> _Problem details_
Determine how many lines in the data below contain "this" and write only that number.

#### Records shown ####

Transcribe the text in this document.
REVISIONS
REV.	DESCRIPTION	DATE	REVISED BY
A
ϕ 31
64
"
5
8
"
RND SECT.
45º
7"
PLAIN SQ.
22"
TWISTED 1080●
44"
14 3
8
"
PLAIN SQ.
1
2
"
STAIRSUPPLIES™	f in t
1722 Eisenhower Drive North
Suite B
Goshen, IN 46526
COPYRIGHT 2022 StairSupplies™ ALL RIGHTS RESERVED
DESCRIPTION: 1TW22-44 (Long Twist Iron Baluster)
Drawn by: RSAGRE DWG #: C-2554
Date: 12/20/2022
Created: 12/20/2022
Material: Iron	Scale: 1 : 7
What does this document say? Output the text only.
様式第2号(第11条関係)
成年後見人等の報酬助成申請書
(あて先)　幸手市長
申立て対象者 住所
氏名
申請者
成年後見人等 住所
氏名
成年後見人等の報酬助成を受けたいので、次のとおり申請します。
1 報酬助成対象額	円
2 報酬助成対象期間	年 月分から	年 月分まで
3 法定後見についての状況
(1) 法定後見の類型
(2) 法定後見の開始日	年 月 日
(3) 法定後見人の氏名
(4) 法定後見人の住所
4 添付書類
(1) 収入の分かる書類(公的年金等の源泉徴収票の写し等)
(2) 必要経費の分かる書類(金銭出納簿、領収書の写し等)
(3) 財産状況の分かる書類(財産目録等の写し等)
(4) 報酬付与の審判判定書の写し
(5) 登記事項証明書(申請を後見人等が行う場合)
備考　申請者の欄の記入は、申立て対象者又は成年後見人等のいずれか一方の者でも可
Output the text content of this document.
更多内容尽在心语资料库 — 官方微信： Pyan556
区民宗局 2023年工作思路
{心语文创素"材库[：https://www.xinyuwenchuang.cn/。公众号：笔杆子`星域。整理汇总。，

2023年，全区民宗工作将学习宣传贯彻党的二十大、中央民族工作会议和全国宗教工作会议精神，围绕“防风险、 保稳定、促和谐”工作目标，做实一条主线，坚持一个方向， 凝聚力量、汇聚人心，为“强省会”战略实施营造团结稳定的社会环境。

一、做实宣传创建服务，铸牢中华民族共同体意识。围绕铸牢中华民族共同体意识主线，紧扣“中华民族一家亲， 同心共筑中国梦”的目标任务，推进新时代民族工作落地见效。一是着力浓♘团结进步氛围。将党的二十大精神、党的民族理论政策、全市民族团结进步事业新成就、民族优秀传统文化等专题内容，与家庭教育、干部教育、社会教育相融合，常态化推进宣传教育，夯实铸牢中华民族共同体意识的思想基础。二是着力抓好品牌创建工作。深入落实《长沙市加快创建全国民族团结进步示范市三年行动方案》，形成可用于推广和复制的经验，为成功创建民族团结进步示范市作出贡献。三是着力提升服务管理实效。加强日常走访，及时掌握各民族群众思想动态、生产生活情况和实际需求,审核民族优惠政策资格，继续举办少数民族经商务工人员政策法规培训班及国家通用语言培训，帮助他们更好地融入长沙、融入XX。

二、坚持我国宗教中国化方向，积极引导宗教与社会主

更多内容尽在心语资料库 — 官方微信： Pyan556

####

> _Exercise answer_
3